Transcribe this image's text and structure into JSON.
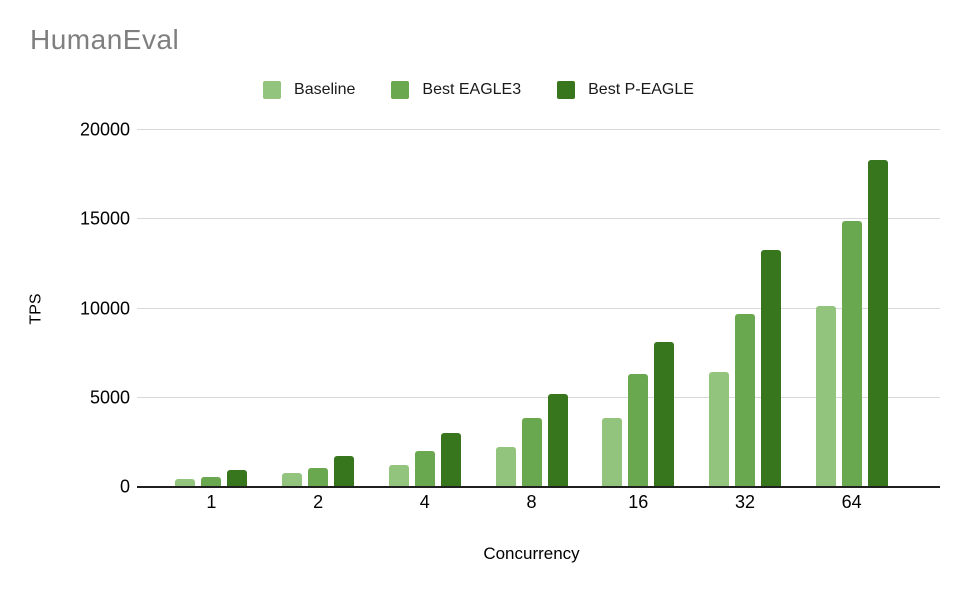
{
  "header": {
    "title": "HumanEval"
  },
  "chart_data": {
    "type": "bar",
    "title": "HumanEval",
    "categories": [
      "1",
      "2",
      "4",
      "8",
      "16",
      "32",
      "64"
    ],
    "series": [
      {
        "name": "Baseline",
        "color": "#93c47d",
        "values": [
          430,
          800,
          1210,
          2250,
          3880,
          6450,
          10150
        ]
      },
      {
        "name": "Best EAGLE3",
        "color": "#6aa84f",
        "values": [
          550,
          1080,
          2030,
          3870,
          6320,
          9670,
          14920
        ]
      },
      {
        "name": "Best P-EAGLE",
        "color": "#38761d",
        "values": [
          930,
          1760,
          3050,
          5220,
          8120,
          13270,
          18320
        ]
      }
    ],
    "xlabel": "Concurrency",
    "ylabel": "TPS",
    "ylim": [
      0,
      20000
    ],
    "ytick_values": [
      0,
      5000,
      10000,
      15000,
      20000
    ],
    "ytick_labels": [
      "0",
      "5000",
      "10000",
      "15000",
      "20000"
    ],
    "grid": true,
    "legend_position": "top",
    "colors": {
      "gridline": "#d9d9d9",
      "axis_line": "#1f1f1f",
      "title_text": "#7f7f7f",
      "tick_text": "#000000"
    }
  }
}
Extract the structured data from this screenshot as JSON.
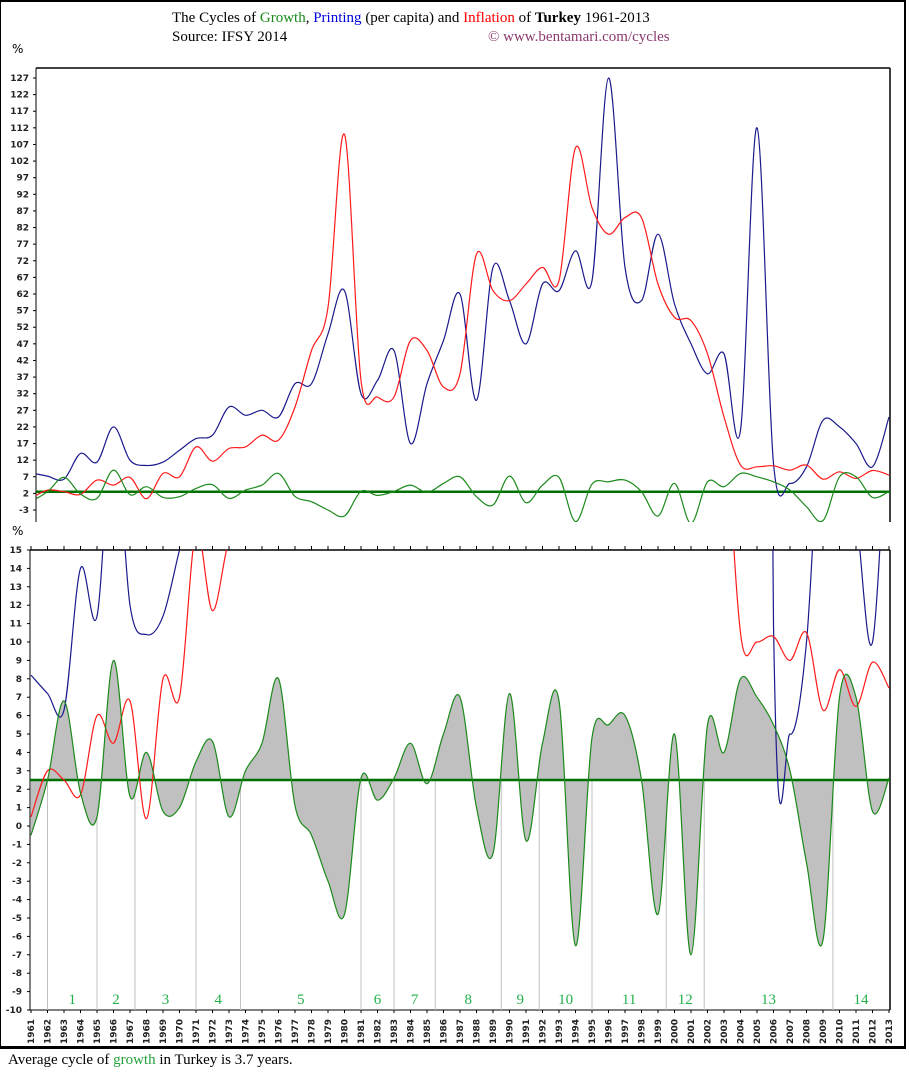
{
  "header": {
    "title_prefix": "The Cycles of",
    "title_growth": "Growth",
    "title_sep": ",",
    "title_printing": "Printing",
    "title_mid": " (per capita) and",
    "title_inflation": "Inflation",
    "title_of": " of",
    "title_country": "Turkey",
    "title_years": "1961-2013",
    "source": "Source: IFSY 2014",
    "copyright": "© www.bentamari.com/cycles"
  },
  "axis_unit": "%",
  "footer": {
    "prefix": "Average cycle of",
    "growth": "growth",
    "suffix": "in Turkey is 3.7 years."
  },
  "colors": {
    "growth": "#1a8a1a",
    "printing": "#1a1a8c",
    "inflation": "#ff1a1a",
    "average_line": "#007000",
    "fill": "#c0c0c0",
    "cycle_divider": "#c0c0c0",
    "cycle_label": "#22b04a"
  },
  "chart_data": [
    {
      "type": "line",
      "title": "The Cycles of Growth, Printing (per capita) and Inflation of Turkey 1961-2013 (full scale)",
      "ylabel": "%",
      "ylim": [
        -3,
        127
      ],
      "yticks": [
        127,
        122,
        117,
        112,
        107,
        102,
        97,
        92,
        87,
        82,
        77,
        72,
        67,
        62,
        57,
        52,
        47,
        42,
        37,
        32,
        27,
        22,
        17,
        12,
        7,
        2,
        -3
      ],
      "x": [
        1961,
        1962,
        1963,
        1964,
        1965,
        1966,
        1967,
        1968,
        1969,
        1970,
        1971,
        1972,
        1973,
        1974,
        1975,
        1976,
        1977,
        1978,
        1979,
        1980,
        1981,
        1982,
        1983,
        1984,
        1985,
        1986,
        1987,
        1988,
        1989,
        1990,
        1991,
        1992,
        1993,
        1994,
        1995,
        1996,
        1997,
        1998,
        1999,
        2000,
        2001,
        2002,
        2003,
        2004,
        2005,
        2006,
        2007,
        2008,
        2009,
        2010,
        2011,
        2012,
        2013
      ],
      "series": [
        {
          "name": "Printing",
          "color": "#1a1a8c",
          "values": [
            8.2,
            7.2,
            6.3,
            14,
            11.4,
            22,
            12,
            10.4,
            11.4,
            15,
            18.5,
            19.5,
            28,
            25.5,
            27,
            25,
            35,
            35,
            50,
            63,
            32,
            36,
            45,
            17,
            35,
            48,
            62,
            30,
            70,
            60,
            47,
            65,
            63,
            75,
            66,
            127,
            70,
            60,
            80,
            59,
            47,
            38,
            44,
            21,
            112,
            11,
            5,
            10,
            24,
            22,
            17,
            10,
            25
          ]
        },
        {
          "name": "Inflation",
          "color": "#ff1a1a",
          "values": [
            0.5,
            3,
            2.5,
            1.7,
            6,
            4.5,
            6.8,
            0.4,
            8,
            7,
            16,
            11.7,
            15.5,
            16,
            19.5,
            18,
            28,
            45,
            58,
            110,
            36,
            31,
            31,
            48,
            45,
            34,
            38,
            74,
            63,
            60,
            65,
            70,
            66,
            106,
            88,
            80,
            85,
            85,
            65,
            55,
            54,
            44,
            25,
            10.5,
            10,
            10.3,
            9,
            10.5,
            6.3,
            8.5,
            6.5,
            8.9,
            7.5
          ]
        },
        {
          "name": "Growth",
          "color": "#1a8a1a",
          "values": [
            -0.5,
            2.5,
            6.8,
            1.8,
            0.5,
            9,
            1.6,
            4,
            0.8,
            1,
            3.5,
            4.6,
            0.5,
            3,
            4.5,
            8,
            1.1,
            -0.5,
            -3,
            -4.8,
            2.6,
            1.4,
            2.6,
            4.5,
            2.3,
            5,
            7,
            1,
            -1.5,
            7.2,
            -0.8,
            4.5,
            6.8,
            -6.5,
            4.8,
            5.5,
            6,
            2.5,
            -4.8,
            5,
            -7,
            5.5,
            4,
            8,
            7,
            5.5,
            3,
            -2,
            -6.2,
            7,
            7,
            0.8,
            2.6
          ]
        },
        {
          "name": "Average growth",
          "color": "#007000",
          "values": [
            2.5
          ]
        }
      ]
    },
    {
      "type": "area",
      "title": "Growth cycles (zoomed)",
      "ylabel": "%",
      "ylim": [
        -10,
        15
      ],
      "yticks": [
        15,
        14,
        13,
        12,
        11,
        10,
        9,
        8,
        7,
        6,
        5,
        4,
        3,
        2,
        1,
        0,
        -1,
        -2,
        -3,
        -4,
        -5,
        -6,
        -7,
        -8,
        -9,
        -10
      ],
      "average_growth": 2.5,
      "cycles": [
        {
          "label": "1",
          "start": 1962,
          "end": 1965
        },
        {
          "label": "2",
          "start": 1965,
          "end": 1967.3
        },
        {
          "label": "3",
          "start": 1967.3,
          "end": 1971
        },
        {
          "label": "4",
          "start": 1971,
          "end": 1973.7
        },
        {
          "label": "5",
          "start": 1973.7,
          "end": 1981
        },
        {
          "label": "6",
          "start": 1981,
          "end": 1983
        },
        {
          "label": "7",
          "start": 1983,
          "end": 1985.5
        },
        {
          "label": "8",
          "start": 1985.5,
          "end": 1989.5
        },
        {
          "label": "9",
          "start": 1989.5,
          "end": 1991.8
        },
        {
          "label": "10",
          "start": 1991.8,
          "end": 1995
        },
        {
          "label": "11",
          "start": 1995,
          "end": 1999.5
        },
        {
          "label": "12",
          "start": 1999.5,
          "end": 2001.8
        },
        {
          "label": "13",
          "start": 2001.8,
          "end": 2009.6
        },
        {
          "label": "14",
          "start": 2009.6,
          "end": 2013
        }
      ]
    }
  ]
}
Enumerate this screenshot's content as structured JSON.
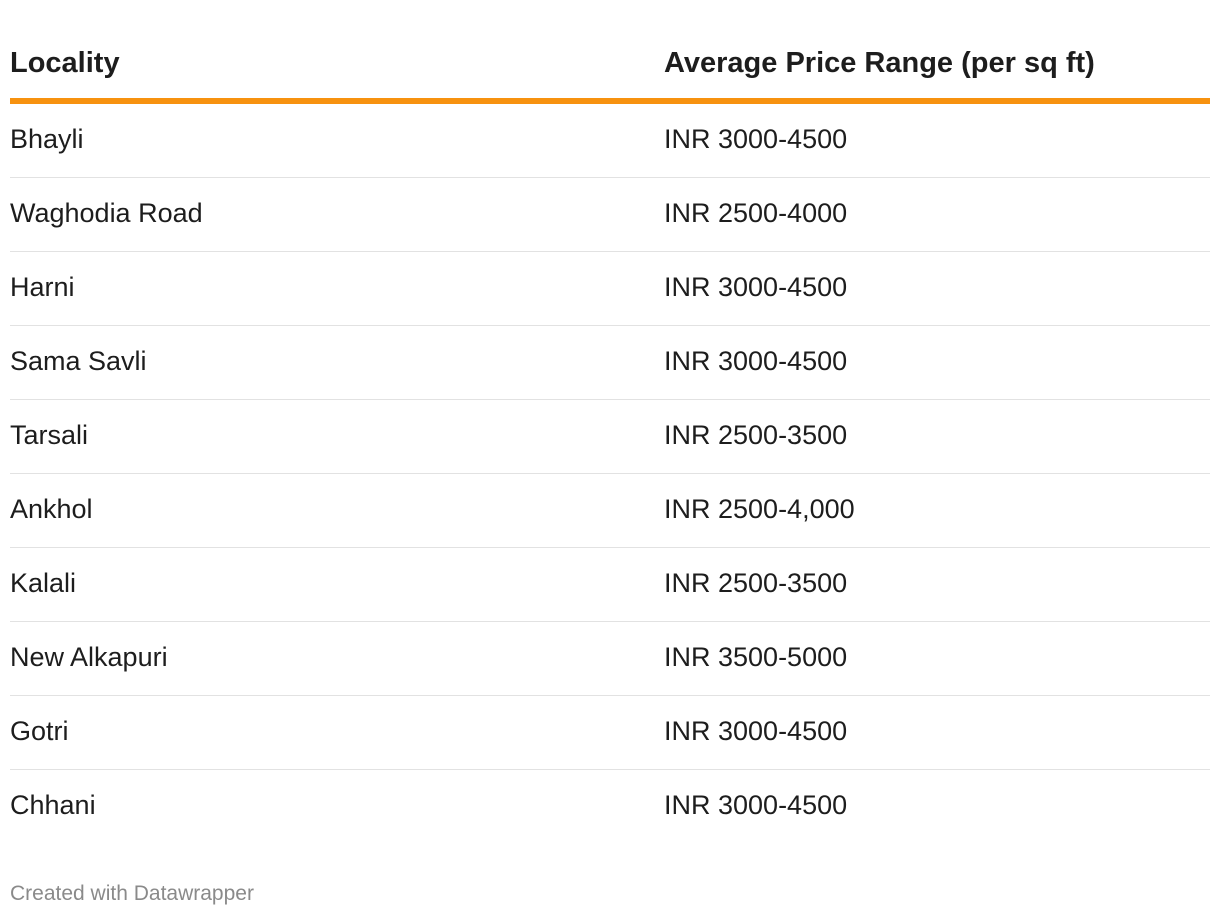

==================================================

Copy every line of the data word for word, omitting the images.

## Response to the task
Transcribe this image's text and structure into JSON.
{
  "header": {
    "title": "HumanEval"
  },
  "chart_data": {
    "type": "bar",
    "title": "HumanEval",
    "categories": [
      "1",
      "2",
      "4",
      "8",
      "16",
      "32",
      "64"
    ],
    "series": [
      {
        "name": "Baseline",
        "color": "#93c47d",
        "values": [
          430,
          800,
          1210,
          2250,
          3880,
          6450,
          10150
        ]
      },
      {
        "name": "Best EAGLE3",
        "color": "#6aa84f",
        "values": [
          550,
          1080,
          2030,
          3870,
          6320,
          9670,
          14920
        ]
      },
      {
        "name": "Best P-EAGLE",
        "color": "#38761d",
        "values": [
          930,
          1760,
          3050,
          5220,
          8120,
          13270,
          18320
        ]
      }
    ],
    "xlabel": "Concurrency",
    "ylabel": "TPS",
    "ylim": [
      0,
      20000
    ],
    "ytick_values": [
      0,
      5000,
      10000,
      15000,
      20000
    ],
    "ytick_labels": [
      "0",
      "5000",
      "10000",
      "15000",
      "20000"
    ],
    "grid": true,
    "legend_position": "top",
    "colors": {
      "gridline": "#d9d9d9",
      "axis_line": "#1f1f1f",
      "title_text": "#7f7f7f",
      "tick_text": "#000000"
    }
  }
}
Extract the structured data from this screenshot as JSON.
{
  "header": {
    "title_prefix": "The Cycles of",
    "title_growth": "Growth",
    "title_sep": ",",
    "title_printing": "Printing",
    "title_mid": " (per capita) and",
    "title_inflation": "Inflation",
    "title_of": " of",
    "title_country": "Turkey",
    "title_years": "1961-2013",
    "source": "Source: IFSY 2014",
    "copyright": "© www.bentamari.com/cycles"
  },
  "axis_unit": "%",
  "footer": {
    "prefix": "Average cycle of",
    "growth": "growth",
    "suffix": "in Turkey is 3.7 years."
  },
  "colors": {
    "growth": "#1a8a1a",
    "printing": "#1a1a8c",
    "inflation": "#ff1a1a",
    "average_line": "#007000",
    "fill": "#c0c0c0",
    "cycle_divider": "#c0c0c0",
    "cycle_label": "#22b04a"
  },
  "chart_data": [
    {
      "type": "line",
      "title": "The Cycles of Growth, Printing (per capita) and Inflation of Turkey 1961-2013 (full scale)",
      "ylabel": "%",
      "ylim": [
        -3,
        127
      ],
      "yticks": [
        127,
        122,
        117,
        112,
        107,
        102,
        97,
        92,
        87,
        82,
        77,
        72,
        67,
        62,
        57,
        52,
        47,
        42,
        37,
        32,
        27,
        22,
        17,
        12,
        7,
        2,
        -3
      ],
      "x": [
        1961,
        1962,
        1963,
        1964,
        1965,
        1966,
        1967,
        1968,
        1969,
        1970,
        1971,
        1972,
        1973,
        1974,
        1975,
        1976,
        1977,
        1978,
        1979,
        1980,
        1981,
        1982,
        1983,
        1984,
        1985,
        1986,
        1987,
        1988,
        1989,
        1990,
        1991,
        1992,
        1993,
        1994,
        1995,
        1996,
        1997,
        1998,
        1999,
        2000,
        2001,
        2002,
        2003,
        2004,
        2005,
        2006,
        2007,
        2008,
        2009,
        2010,
        2011,
        2012,
        2013
      ],
      "series": [
        {
          "name": "Printing",
          "color": "#1a1a8c",
          "values": [
            8.2,
            7.2,
            6.3,
            14,
            11.4,
            22,
            12,
            10.4,
            11.4,
            15,
            18.5,
            19.5,
            28,
            25.5,
            27,
            25,
            35,
            35,
            50,
            63,
            32,
            36,
            45,
            17,
            35,
            48,
            62,
            30,
            70,
            60,
            47,
            65,
            63,
            75,
            66,
            127,
            70,
            60,
            80,
            59,
            47,
            38,
            44,
            21,
            112,
            11,
            5,
            10,
            24,
            22,
            17,
            10,
            25
          ]
        },
        {
          "name": "Inflation",
          "color": "#ff1a1a",
          "values": [
            0.5,
            3,
            2.5,
            1.7,
            6,
            4.5,
            6.8,
            0.4,
            8,
            7,
            16,
            11.7,
            15.5,
            16,
            19.5,
            18,
            28,
            45,
            58,
            110,
            36,
            31,
            31,
            48,
            45,
            34,
            38,
            74,
            63,
            60,
            65,
            70,
            66,
            106,
            88,
            80,
            85,
            85,
            65,
            55,
            54,
            44,
            25,
            10.5,
            10,
            10.3,
            9,
            10.5,
            6.3,
            8.5,
            6.5,
            8.9,
            7.5
          ]
        },
        {
          "name": "Growth",
          "color": "#1a8a1a",
          "values": [
            -0.5,
            2.5,
            6.8,
            1.8,
            0.5,
            9,
            1.6,
            4,
            0.8,
            1,
            3.5,
            4.6,
            0.5,
            3,
            4.5,
            8,
            1.1,
            -0.5,
            -3,
            -4.8,
            2.6,
            1.4,
            2.6,
            4.5,
            2.3,
            5,
            7,
            1,
            -1.5,
            7.2,
            -0.8,
            4.5,
            6.8,
            -6.5,
            4.8,
            5.5,
            6,
            2.5,
            -4.8,
            5,
            -7,
            5.5,
            4,
            8,
            7,
            5.5,
            3,
            -2,
            -6.2,
            7,
            7,
            0.8,
            2.6
          ]
        },
        {
          "name": "Average growth",
          "color": "#007000",
          "values": [
            2.5
          ]
        }
      ]
    },
    {
      "type": "area",
      "title": "Growth cycles (zoomed)",
      "ylabel": "%",
      "ylim": [
        -10,
        15
      ],
      "yticks": [
        15,
        14,
        13,
        12,
        11,
        10,
        9,
        8,
        7,
        6,
        5,
        4,
        3,
        2,
        1,
        0,
        -1,
        -2,
        -3,
        -4,
        -5,
        -6,
        -7,
        -8,
        -9,
        -10
      ],
      "average_growth": 2.5,
      "cycles": [
        {
          "label": "1",
          "start": 1962,
          "end": 1965
        },
        {
          "label": "2",
          "start": 1965,
          "end": 1967.3
        },
        {
          "label": "3",
          "start": 1967.3,
          "end": 1971
        },
        {
          "label": "4",
          "start": 1971,
          "end": 1973.7
        },
        {
          "label": "5",
          "start": 1973.7,
          "end": 1981
        },
        {
          "label": "6",
          "start": 1981,
          "end": 1983
        },
        {
          "label": "7",
          "start": 1983,
          "end": 1985.5
        },
        {
          "label": "8",
          "start": 1985.5,
          "end": 1989.5
        },
        {
          "label": "9",
          "start": 1989.5,
          "end": 1991.8
        },
        {
          "label": "10",
          "start": 1991.8,
          "end": 1995
        },
        {
          "label": "11",
          "start": 1995,
          "end": 1999.5
        },
        {
          "label": "12",
          "start": 1999.5,
          "end": 2001.8
        },
        {
          "label": "13",
          "start": 2001.8,
          "end": 2009.6
        },
        {
          "label": "14",
          "start": 2009.6,
          "end": 2013
        }
      ]
    }
  ]
}
Enumerate this screenshot's content as structured JSON.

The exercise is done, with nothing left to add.